— GIVEN TASK —
List each line of the data that holds the string "down", please.

Saved data entries:

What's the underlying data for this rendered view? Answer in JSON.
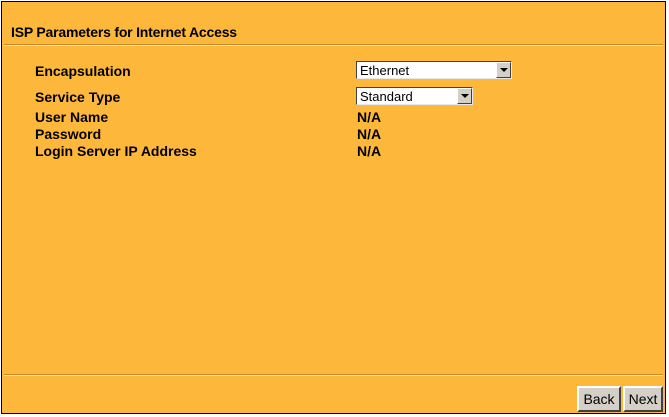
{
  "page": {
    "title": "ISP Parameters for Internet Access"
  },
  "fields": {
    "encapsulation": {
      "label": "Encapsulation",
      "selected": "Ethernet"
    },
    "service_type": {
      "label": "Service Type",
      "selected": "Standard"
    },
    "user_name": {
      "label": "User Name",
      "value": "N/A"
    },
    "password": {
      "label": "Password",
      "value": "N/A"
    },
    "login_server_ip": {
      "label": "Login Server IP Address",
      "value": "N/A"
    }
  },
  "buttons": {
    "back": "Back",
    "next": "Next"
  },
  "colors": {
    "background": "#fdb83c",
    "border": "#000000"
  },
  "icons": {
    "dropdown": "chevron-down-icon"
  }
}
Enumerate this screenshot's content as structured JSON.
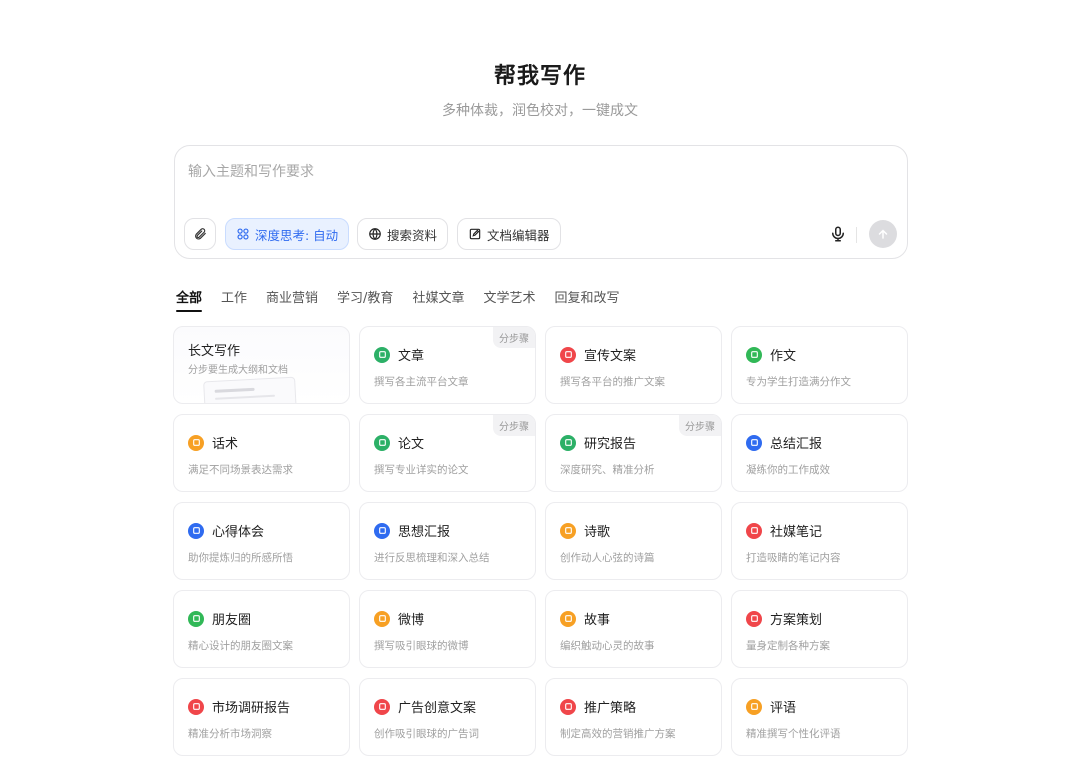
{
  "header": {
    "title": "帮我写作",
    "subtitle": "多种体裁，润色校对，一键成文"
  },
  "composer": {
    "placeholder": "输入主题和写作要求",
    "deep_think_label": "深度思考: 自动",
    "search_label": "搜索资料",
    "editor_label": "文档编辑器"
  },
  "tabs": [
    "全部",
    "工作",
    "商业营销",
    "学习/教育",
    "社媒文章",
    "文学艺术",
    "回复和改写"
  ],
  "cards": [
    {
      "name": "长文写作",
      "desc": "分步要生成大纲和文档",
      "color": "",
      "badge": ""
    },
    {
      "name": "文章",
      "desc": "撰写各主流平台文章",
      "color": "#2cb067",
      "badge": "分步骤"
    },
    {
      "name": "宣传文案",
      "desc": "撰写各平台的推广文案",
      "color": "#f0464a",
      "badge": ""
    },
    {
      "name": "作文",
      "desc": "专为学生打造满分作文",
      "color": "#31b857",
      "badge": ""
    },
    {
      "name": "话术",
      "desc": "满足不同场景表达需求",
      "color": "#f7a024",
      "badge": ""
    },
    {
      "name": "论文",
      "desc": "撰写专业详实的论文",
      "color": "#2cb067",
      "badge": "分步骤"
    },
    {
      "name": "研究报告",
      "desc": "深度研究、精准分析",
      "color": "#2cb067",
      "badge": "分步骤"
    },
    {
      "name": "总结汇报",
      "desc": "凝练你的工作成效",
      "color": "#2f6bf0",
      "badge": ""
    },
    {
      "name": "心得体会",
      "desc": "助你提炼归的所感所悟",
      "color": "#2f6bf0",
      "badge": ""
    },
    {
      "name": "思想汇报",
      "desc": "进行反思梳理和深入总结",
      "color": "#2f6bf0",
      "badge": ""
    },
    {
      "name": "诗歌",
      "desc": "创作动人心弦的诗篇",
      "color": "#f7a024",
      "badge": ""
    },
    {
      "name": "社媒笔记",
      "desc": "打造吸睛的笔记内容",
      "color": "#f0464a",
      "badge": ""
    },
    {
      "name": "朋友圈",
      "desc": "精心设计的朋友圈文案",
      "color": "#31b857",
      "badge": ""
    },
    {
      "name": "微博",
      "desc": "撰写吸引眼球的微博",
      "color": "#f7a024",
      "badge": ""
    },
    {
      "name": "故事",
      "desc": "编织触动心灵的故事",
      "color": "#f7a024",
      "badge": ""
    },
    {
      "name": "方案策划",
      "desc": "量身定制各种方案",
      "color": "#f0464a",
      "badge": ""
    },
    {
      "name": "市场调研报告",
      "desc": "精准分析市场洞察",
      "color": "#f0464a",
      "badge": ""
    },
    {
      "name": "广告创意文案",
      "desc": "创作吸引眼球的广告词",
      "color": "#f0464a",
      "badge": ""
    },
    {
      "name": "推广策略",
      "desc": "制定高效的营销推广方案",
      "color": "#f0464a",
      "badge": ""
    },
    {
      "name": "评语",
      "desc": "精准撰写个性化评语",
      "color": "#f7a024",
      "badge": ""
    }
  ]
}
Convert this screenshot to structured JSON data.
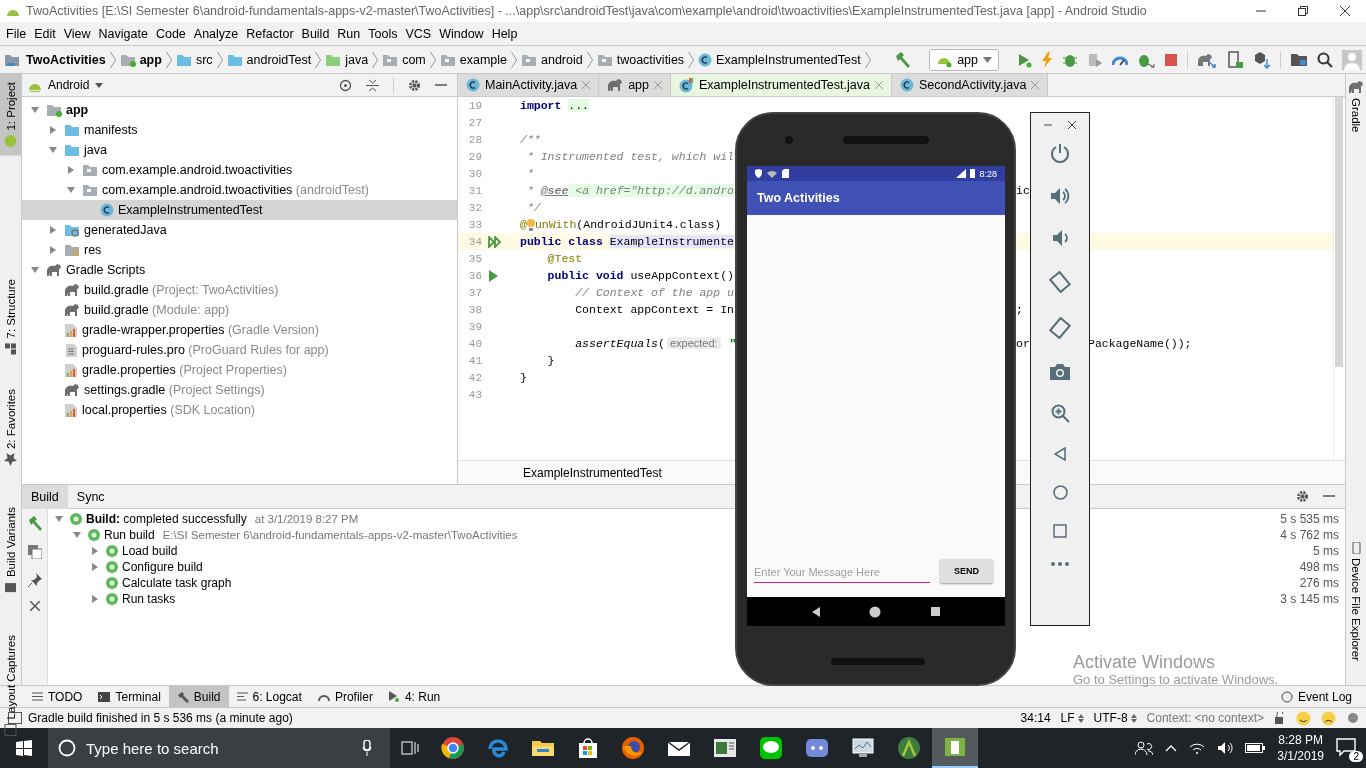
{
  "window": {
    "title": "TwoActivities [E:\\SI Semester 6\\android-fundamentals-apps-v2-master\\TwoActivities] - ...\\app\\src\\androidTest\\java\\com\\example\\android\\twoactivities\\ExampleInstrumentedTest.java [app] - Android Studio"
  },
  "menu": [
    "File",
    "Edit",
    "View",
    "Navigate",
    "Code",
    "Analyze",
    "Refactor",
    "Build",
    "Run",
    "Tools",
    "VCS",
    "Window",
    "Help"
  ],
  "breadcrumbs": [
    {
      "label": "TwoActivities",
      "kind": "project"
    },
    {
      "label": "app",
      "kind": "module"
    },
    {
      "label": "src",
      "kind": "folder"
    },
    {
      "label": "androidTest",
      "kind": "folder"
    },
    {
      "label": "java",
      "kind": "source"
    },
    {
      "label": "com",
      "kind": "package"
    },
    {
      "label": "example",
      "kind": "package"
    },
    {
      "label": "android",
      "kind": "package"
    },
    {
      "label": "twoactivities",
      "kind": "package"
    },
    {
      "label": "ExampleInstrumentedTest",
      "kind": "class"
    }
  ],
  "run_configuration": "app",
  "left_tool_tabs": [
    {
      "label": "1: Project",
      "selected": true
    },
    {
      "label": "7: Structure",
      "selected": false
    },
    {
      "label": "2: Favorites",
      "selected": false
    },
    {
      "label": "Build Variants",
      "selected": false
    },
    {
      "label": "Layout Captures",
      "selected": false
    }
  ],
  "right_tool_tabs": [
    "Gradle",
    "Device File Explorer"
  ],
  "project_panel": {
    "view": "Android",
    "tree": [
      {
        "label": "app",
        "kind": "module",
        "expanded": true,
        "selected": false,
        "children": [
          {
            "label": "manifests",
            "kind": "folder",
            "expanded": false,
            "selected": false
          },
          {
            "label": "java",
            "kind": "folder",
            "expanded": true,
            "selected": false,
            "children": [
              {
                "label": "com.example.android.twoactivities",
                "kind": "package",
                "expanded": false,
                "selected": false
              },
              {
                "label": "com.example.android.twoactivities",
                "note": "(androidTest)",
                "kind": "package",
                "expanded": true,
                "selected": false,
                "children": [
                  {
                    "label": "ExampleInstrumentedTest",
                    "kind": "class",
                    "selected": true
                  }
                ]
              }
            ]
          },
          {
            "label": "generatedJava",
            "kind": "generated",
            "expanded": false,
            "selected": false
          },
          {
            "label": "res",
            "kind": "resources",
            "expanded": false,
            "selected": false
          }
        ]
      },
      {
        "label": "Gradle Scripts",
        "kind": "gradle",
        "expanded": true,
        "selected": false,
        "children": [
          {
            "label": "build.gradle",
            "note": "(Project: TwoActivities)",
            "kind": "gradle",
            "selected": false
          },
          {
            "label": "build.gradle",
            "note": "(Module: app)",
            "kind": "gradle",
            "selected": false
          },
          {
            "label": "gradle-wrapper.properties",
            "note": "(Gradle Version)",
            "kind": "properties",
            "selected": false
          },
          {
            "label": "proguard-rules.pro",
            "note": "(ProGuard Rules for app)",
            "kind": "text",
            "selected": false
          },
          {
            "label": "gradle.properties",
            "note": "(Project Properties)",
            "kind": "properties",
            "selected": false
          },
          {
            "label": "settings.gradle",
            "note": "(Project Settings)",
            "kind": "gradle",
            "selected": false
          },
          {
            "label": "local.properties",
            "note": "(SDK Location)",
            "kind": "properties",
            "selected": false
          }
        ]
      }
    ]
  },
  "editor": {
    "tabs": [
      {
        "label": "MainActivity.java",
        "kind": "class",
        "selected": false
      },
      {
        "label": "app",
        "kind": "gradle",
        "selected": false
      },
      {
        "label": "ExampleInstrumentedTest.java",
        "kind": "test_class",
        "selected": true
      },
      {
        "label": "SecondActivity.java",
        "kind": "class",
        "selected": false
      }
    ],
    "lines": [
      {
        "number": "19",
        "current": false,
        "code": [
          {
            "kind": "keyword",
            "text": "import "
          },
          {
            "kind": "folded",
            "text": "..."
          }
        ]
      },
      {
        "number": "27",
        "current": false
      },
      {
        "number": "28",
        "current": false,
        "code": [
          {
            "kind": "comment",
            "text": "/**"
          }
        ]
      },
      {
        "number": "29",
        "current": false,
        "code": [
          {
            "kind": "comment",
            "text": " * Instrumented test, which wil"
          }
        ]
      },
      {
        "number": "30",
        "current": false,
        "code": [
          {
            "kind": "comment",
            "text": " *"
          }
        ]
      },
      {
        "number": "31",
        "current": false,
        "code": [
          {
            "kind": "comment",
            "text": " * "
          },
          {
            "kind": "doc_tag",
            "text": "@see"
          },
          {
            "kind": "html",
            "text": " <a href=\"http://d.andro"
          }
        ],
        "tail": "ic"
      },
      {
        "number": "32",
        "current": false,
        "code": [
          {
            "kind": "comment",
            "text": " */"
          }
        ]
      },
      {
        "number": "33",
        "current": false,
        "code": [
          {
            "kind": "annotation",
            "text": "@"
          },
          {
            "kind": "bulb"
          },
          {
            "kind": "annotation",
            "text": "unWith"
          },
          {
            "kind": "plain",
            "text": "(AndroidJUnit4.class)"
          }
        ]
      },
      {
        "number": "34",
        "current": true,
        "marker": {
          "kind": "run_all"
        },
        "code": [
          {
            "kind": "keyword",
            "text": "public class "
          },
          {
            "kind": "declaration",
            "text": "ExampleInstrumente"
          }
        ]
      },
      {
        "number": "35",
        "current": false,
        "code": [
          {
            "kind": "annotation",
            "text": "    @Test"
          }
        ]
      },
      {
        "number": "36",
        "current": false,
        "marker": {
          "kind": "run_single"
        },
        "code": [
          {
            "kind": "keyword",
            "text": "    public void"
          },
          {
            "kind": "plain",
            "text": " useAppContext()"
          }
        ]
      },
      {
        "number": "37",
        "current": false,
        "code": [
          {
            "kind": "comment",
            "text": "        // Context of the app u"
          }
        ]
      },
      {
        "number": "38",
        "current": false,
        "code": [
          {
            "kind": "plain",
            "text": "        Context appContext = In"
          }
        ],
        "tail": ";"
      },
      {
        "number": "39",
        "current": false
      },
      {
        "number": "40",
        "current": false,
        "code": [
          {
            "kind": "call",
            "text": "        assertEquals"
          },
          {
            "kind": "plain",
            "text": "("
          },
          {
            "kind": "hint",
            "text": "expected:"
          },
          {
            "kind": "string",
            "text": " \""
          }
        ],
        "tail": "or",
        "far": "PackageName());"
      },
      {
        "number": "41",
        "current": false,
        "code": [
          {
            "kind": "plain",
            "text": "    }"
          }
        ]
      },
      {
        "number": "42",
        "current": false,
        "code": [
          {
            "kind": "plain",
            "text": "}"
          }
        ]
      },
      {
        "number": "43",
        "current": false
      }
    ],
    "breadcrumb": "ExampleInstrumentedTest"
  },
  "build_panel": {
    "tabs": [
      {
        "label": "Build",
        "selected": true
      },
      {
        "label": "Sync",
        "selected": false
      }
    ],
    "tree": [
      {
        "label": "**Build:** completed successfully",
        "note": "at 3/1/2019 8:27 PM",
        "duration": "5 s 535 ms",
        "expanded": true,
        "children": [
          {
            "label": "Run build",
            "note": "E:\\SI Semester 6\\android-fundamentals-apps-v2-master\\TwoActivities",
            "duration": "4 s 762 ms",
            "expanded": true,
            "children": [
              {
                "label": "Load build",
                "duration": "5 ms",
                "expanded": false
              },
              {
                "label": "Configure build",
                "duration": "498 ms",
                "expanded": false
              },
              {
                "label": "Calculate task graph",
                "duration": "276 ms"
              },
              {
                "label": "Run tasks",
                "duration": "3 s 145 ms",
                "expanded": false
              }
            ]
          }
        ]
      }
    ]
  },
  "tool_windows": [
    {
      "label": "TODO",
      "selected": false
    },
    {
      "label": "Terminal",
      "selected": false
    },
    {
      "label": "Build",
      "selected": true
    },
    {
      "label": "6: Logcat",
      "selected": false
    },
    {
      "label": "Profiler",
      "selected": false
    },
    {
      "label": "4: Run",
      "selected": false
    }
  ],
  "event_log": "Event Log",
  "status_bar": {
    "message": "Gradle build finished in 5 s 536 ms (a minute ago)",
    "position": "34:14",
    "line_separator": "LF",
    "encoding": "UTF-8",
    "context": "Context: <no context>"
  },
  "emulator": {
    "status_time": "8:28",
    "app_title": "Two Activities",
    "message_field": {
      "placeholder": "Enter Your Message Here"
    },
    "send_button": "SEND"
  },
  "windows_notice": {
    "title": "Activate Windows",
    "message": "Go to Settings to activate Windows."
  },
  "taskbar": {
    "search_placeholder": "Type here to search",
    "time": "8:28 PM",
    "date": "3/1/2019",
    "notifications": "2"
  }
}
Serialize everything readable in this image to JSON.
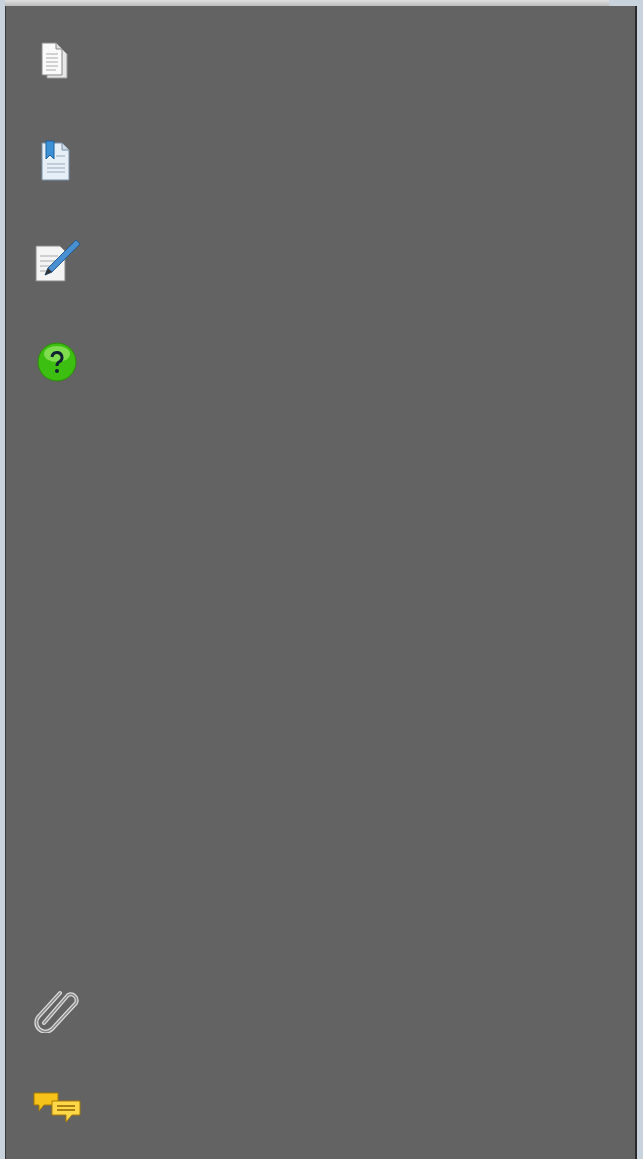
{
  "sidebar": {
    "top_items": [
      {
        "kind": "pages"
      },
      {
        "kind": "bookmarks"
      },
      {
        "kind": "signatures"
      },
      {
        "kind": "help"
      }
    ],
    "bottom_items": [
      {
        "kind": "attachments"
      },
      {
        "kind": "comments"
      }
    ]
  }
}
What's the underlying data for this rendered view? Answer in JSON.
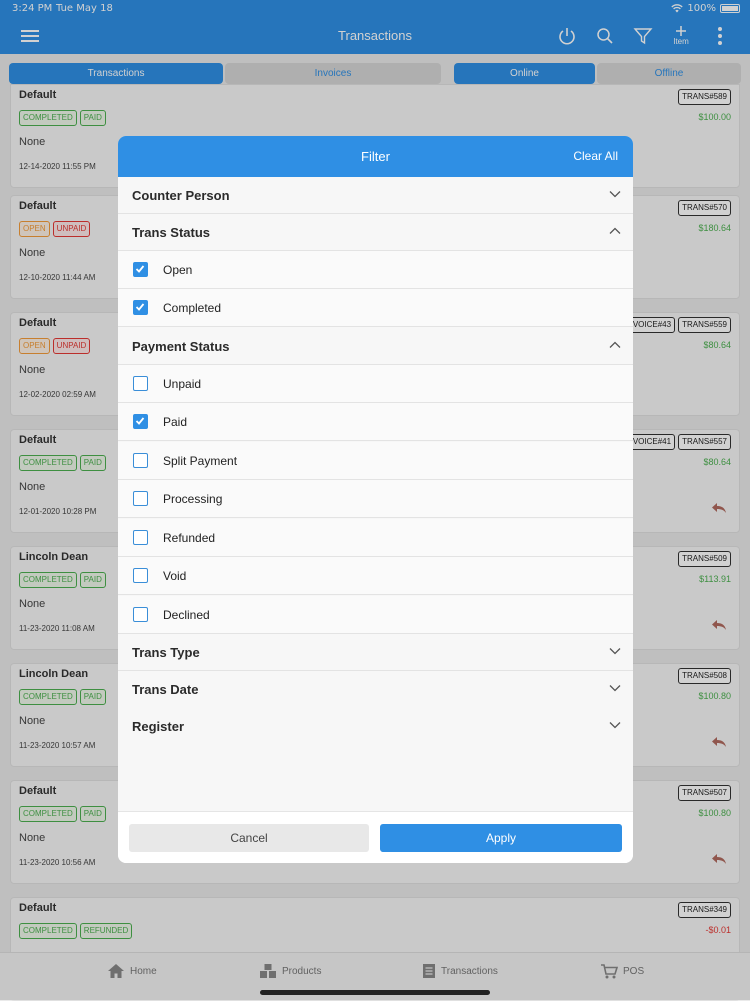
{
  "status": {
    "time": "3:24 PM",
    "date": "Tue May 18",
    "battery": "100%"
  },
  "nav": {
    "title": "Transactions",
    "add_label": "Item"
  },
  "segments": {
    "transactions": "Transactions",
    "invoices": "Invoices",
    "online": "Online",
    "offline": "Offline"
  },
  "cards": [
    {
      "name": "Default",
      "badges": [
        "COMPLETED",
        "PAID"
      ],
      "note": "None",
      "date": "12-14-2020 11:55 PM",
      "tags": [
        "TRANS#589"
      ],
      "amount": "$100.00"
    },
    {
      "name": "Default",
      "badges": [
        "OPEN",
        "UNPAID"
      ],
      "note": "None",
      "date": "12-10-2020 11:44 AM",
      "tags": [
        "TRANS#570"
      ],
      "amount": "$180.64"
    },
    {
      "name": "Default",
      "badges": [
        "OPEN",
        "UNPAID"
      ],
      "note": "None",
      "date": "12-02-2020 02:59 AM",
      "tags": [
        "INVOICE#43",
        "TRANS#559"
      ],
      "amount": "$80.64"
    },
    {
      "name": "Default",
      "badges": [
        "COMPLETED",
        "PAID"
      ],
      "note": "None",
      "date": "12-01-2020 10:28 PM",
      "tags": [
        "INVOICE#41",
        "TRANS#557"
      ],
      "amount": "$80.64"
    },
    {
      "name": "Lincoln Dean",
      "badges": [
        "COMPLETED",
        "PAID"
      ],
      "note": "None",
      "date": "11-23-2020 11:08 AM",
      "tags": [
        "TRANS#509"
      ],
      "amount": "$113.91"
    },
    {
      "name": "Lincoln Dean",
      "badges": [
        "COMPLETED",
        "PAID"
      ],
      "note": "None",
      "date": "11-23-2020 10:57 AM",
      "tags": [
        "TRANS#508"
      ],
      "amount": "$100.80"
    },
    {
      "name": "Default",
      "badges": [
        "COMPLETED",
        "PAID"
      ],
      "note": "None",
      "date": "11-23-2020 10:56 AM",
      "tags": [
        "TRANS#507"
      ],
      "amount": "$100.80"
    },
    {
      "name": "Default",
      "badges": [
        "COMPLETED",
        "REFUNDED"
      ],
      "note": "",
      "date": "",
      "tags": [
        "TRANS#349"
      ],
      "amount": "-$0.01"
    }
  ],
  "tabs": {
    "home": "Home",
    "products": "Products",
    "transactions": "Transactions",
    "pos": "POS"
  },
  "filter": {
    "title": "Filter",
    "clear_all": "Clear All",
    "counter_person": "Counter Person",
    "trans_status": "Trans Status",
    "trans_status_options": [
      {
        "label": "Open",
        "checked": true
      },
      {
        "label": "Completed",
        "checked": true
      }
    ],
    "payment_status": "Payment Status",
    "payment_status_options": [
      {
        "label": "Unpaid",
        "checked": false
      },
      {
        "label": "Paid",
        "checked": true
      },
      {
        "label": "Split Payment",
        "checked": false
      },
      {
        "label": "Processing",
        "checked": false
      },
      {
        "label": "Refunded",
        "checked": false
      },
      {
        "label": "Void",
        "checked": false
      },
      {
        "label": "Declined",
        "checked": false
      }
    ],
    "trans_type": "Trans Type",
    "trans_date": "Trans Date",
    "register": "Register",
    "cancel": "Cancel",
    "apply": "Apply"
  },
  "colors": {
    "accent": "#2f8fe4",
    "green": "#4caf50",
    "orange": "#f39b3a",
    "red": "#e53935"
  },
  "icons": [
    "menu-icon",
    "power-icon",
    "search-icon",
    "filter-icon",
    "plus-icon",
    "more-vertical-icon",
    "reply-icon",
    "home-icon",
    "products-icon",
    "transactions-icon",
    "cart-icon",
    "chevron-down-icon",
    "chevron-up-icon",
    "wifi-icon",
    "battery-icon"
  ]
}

— WORKED ANSWER —
    "dropdown": "chevron-down-icon"
    "chevron-down-icon",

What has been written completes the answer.